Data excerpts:
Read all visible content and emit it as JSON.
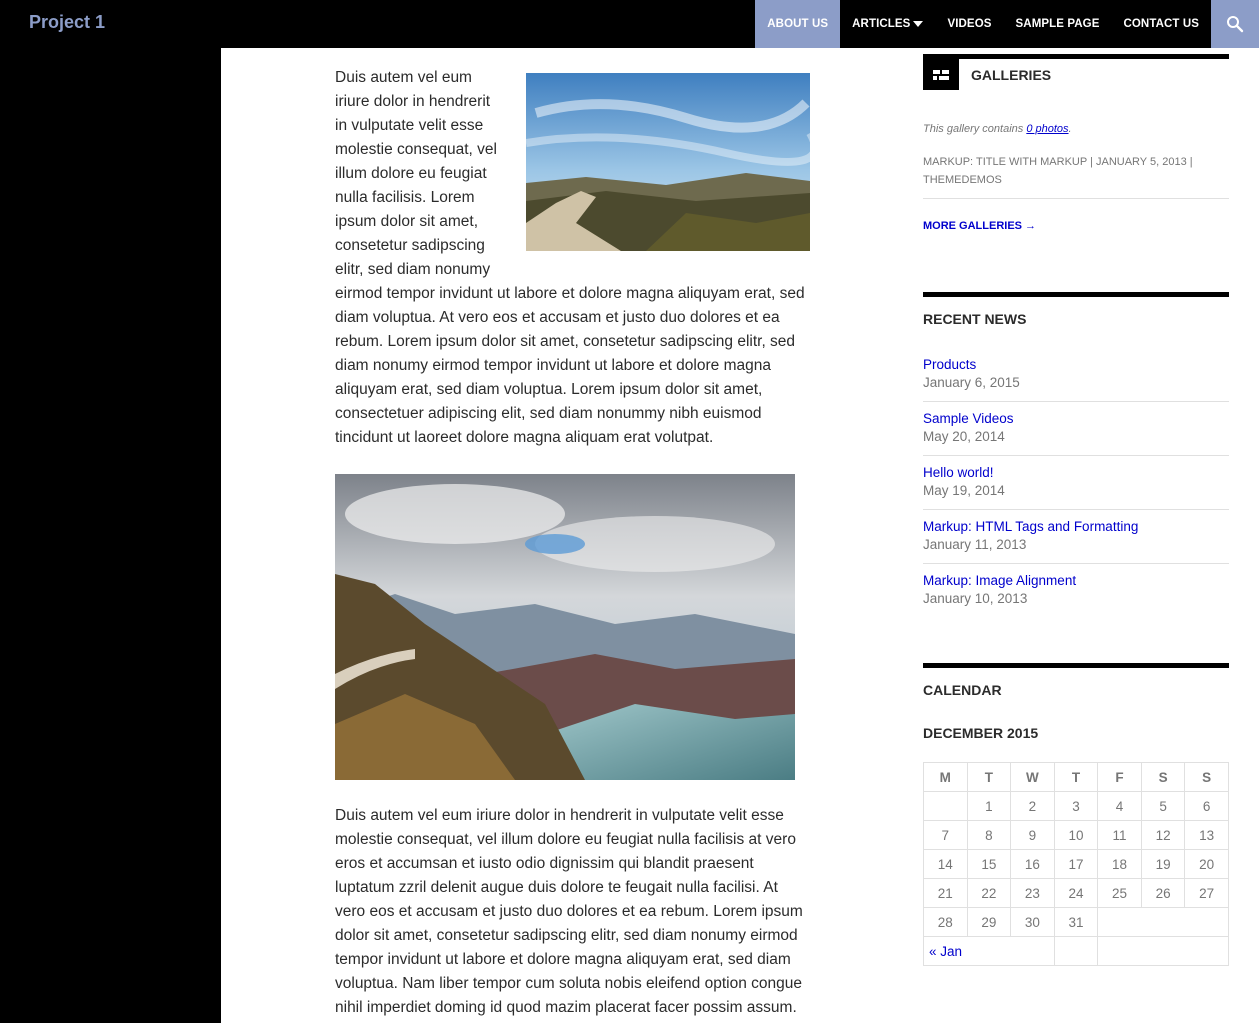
{
  "header": {
    "site_title": "Project 1",
    "nav": [
      {
        "label": "About Us",
        "active": true
      },
      {
        "label": "Articles",
        "has_dropdown": true
      },
      {
        "label": "Videos"
      },
      {
        "label": "Sample Page"
      },
      {
        "label": "Contact Us"
      }
    ],
    "search_icon": "search-icon"
  },
  "colors": {
    "accent": "#8c9dc8",
    "link": "#0000cc",
    "text": "#2b2b2b",
    "muted": "#767676"
  },
  "content": {
    "paragraph_1": "Duis autem vel eum iriure dolor in hendrerit in vulputate velit esse molestie consequat, vel illum dolore eu feugiat nulla facilisis. Lorem ipsum dolor sit amet, consetetur sadipscing elitr, sed diam nonumy eirmod tempor invidunt ut labore et dolore magna aliquyam erat, sed diam voluptua. At vero eos et accusam et justo duo dolores et ea rebum. Lorem ipsum dolor sit amet, consetetur sadipscing elitr, sed diam nonumy eirmod tempor invidunt ut labore et dolore magna aliquyam erat, sed diam voluptua. Lorem ipsum dolor sit amet, consectetuer adipiscing elit, sed diam nonummy nibh euismod tincidunt ut laoreet dolore magna aliquam erat volutpat.",
    "paragraph_2": "Duis autem vel eum iriure dolor in hendrerit in vulputate velit esse molestie consequat, vel illum dolore eu feugiat nulla facilisis at vero eros et accumsan et iusto odio dignissim qui blandit praesent luptatum zzril delenit augue duis dolore te feugait nulla facilisi. At vero eos et accusam et justo duo dolores et ea rebum. Lorem ipsum dolor sit amet, consetetur sadipscing elitr, sed diam nonumy eirmod tempor invidunt ut labore et dolore magna aliquyam erat, sed diam voluptua. Nam liber tempor cum soluta nobis eleifend option congue nihil imperdiet doming id quod mazim placerat facer possim assum."
  },
  "galleries": {
    "title": "Galleries",
    "icon": "gallery-icon",
    "text_prefix": "This gallery contains ",
    "photo_link": "0 photos",
    "text_suffix": ".",
    "meta_category": "Markup: Title With Markup",
    "meta_sep1": " | ",
    "meta_date": "January 5, 2013",
    "meta_sep2": " | ",
    "meta_author": "Themedemos",
    "more_link": "More Galleries →"
  },
  "recent_news": {
    "title": "Recent News",
    "items": [
      {
        "title": "Products",
        "date": "January 6, 2015"
      },
      {
        "title": "Sample Videos",
        "date": "May 20, 2014"
      },
      {
        "title": "Hello world!",
        "date": "May 19, 2014"
      },
      {
        "title": "Markup: HTML Tags and Formatting",
        "date": "January 11, 2013"
      },
      {
        "title": "Markup: Image Alignment",
        "date": "January 10, 2013"
      }
    ]
  },
  "calendar": {
    "title": "Calendar",
    "caption": "December 2015",
    "weekdays": [
      "M",
      "T",
      "W",
      "T",
      "F",
      "S",
      "S"
    ],
    "weeks": [
      [
        "",
        "1",
        "2",
        "3",
        "4",
        "5",
        "6"
      ],
      [
        "7",
        "8",
        "9",
        "10",
        "11",
        "12",
        "13"
      ],
      [
        "14",
        "15",
        "16",
        "17",
        "18",
        "19",
        "20"
      ],
      [
        "21",
        "22",
        "23",
        "24",
        "25",
        "26",
        "27"
      ],
      [
        "28",
        "29",
        "30",
        "31",
        "",
        "",
        ""
      ]
    ],
    "prev_link": "« Jan"
  }
}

**YOUR INSTRUCTIONS**: From the listing above, copy every line that includes the word "label".

**TASK OUTPUT**:
        "label": "About Us",
        "label": "Articles",
        "label": "Videos"
        "label": "Sample Page"
        "label": "Contact Us"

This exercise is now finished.